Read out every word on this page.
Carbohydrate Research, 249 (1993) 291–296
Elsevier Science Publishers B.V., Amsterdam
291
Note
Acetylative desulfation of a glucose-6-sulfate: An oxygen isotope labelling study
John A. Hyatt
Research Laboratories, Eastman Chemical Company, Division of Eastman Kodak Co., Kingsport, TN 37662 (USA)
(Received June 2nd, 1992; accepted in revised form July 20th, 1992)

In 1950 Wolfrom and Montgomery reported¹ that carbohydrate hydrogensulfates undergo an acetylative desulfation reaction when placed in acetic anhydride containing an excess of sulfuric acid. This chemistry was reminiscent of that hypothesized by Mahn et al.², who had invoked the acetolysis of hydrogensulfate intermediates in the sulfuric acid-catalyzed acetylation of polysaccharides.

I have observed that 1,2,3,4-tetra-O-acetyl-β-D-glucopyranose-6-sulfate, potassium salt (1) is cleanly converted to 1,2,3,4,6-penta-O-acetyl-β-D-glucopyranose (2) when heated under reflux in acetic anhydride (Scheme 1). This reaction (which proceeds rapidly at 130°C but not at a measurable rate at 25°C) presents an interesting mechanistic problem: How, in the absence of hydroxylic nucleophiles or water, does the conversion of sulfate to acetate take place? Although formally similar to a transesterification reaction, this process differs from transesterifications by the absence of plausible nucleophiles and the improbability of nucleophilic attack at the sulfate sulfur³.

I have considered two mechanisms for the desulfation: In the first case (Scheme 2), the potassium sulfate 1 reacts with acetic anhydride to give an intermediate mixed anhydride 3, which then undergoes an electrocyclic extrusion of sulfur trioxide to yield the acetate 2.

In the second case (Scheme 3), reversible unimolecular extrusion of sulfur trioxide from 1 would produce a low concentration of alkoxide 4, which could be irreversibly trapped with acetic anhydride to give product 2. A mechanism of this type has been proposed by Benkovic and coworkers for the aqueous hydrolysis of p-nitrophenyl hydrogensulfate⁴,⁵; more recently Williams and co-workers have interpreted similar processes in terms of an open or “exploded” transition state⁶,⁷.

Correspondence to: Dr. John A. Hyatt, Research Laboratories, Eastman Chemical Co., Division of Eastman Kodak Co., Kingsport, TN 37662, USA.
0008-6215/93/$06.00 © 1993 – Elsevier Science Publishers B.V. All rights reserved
--
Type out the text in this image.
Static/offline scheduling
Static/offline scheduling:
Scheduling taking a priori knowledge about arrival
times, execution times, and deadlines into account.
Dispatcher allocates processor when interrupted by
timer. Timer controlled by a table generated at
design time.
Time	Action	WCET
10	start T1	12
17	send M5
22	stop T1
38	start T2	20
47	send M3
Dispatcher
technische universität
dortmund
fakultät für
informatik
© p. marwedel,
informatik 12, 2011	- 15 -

**GIVEN REQUEST:**
Determine how many lines include the word "Static" and report that number by itself.

**FULL RESPONSE:**
2